-- PROBLEM TO SOLVE --
Omit every picture and output the rest of the records exactly as they are.

-- INFORMATION SUPPLIED --
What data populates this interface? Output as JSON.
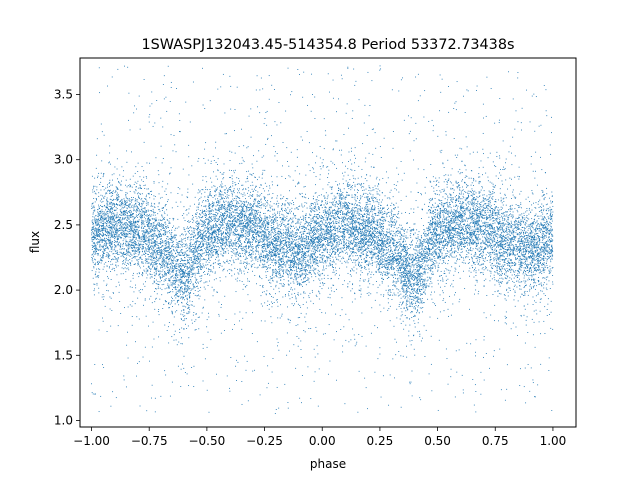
{
  "chart_data": {
    "type": "scatter",
    "title": "1SWASPJ132043.45-514354.8 Period 53372.73438s",
    "xlabel": "phase",
    "ylabel": "flux",
    "xlim": [
      -1.05,
      1.1
    ],
    "ylim": [
      0.95,
      3.78
    ],
    "xticks": [
      -1.0,
      -0.75,
      -0.5,
      -0.25,
      0.0,
      0.25,
      0.5,
      0.75,
      1.0
    ],
    "xtick_labels": [
      "−1.00",
      "−0.75",
      "−0.50",
      "−0.25",
      "0.00",
      "0.25",
      "0.50",
      "0.75",
      "1.00"
    ],
    "yticks": [
      1.0,
      1.5,
      2.0,
      2.5,
      3.0,
      3.5
    ],
    "ytick_labels": [
      "1.0",
      "1.5",
      "2.0",
      "2.5",
      "3.0",
      "3.5"
    ],
    "grid": false,
    "marker_color": "#1f77b4",
    "point_count_estimate": 16000,
    "x_range": [
      -1.0,
      1.0
    ],
    "profile_phase": [
      -1.0,
      -0.9,
      -0.8,
      -0.7,
      -0.6,
      -0.5,
      -0.4,
      -0.3,
      -0.2,
      -0.1,
      0.0,
      0.1,
      0.2,
      0.3,
      0.4,
      0.5,
      0.6,
      0.7,
      0.8,
      0.9,
      1.0
    ],
    "profile_median_flux": [
      2.42,
      2.5,
      2.47,
      2.32,
      2.12,
      2.45,
      2.52,
      2.48,
      2.35,
      2.3,
      2.42,
      2.5,
      2.45,
      2.3,
      2.1,
      2.45,
      2.52,
      2.48,
      2.35,
      2.3,
      2.42
    ],
    "core_scatter": 0.16,
    "outlier_range": [
      1.05,
      3.72
    ]
  }
}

-- ANSWER TO THIS TASK --
What data populates this interface? Output as JSON.
{
  "chart_data": {
    "type": "scatter",
    "title": "1SWASPJ132043.45-514354.8 Period 53372.73438s",
    "xlabel": "phase",
    "ylabel": "flux",
    "xlim": [
      -1.05,
      1.1
    ],
    "ylim": [
      0.95,
      3.78
    ],
    "xticks": [
      -1.0,
      -0.75,
      -0.5,
      -0.25,
      0.0,
      0.25,
      0.5,
      0.75,
      1.0
    ],
    "xtick_labels": [
      "−1.00",
      "−0.75",
      "−0.50",
      "−0.25",
      "0.00",
      "0.25",
      "0.50",
      "0.75",
      "1.00"
    ],
    "yticks": [
      1.0,
      1.5,
      2.0,
      2.5,
      3.0,
      3.5
    ],
    "ytick_labels": [
      "1.0",
      "1.5",
      "2.0",
      "2.5",
      "3.0",
      "3.5"
    ],
    "grid": false,
    "marker_color": "#1f77b4",
    "point_count_estimate": 16000,
    "x_range": [
      -1.0,
      1.0
    ],
    "profile_phase": [
      -1.0,
      -0.9,
      -0.8,
      -0.7,
      -0.6,
      -0.5,
      -0.4,
      -0.3,
      -0.2,
      -0.1,
      0.0,
      0.1,
      0.2,
      0.3,
      0.4,
      0.5,
      0.6,
      0.7,
      0.8,
      0.9,
      1.0
    ],
    "profile_median_flux": [
      2.42,
      2.5,
      2.47,
      2.32,
      2.12,
      2.45,
      2.52,
      2.48,
      2.35,
      2.3,
      2.42,
      2.5,
      2.45,
      2.3,
      2.1,
      2.45,
      2.52,
      2.48,
      2.35,
      2.3,
      2.42
    ],
    "core_scatter": 0.16,
    "outlier_range": [
      1.05,
      3.72
    ]
  }
}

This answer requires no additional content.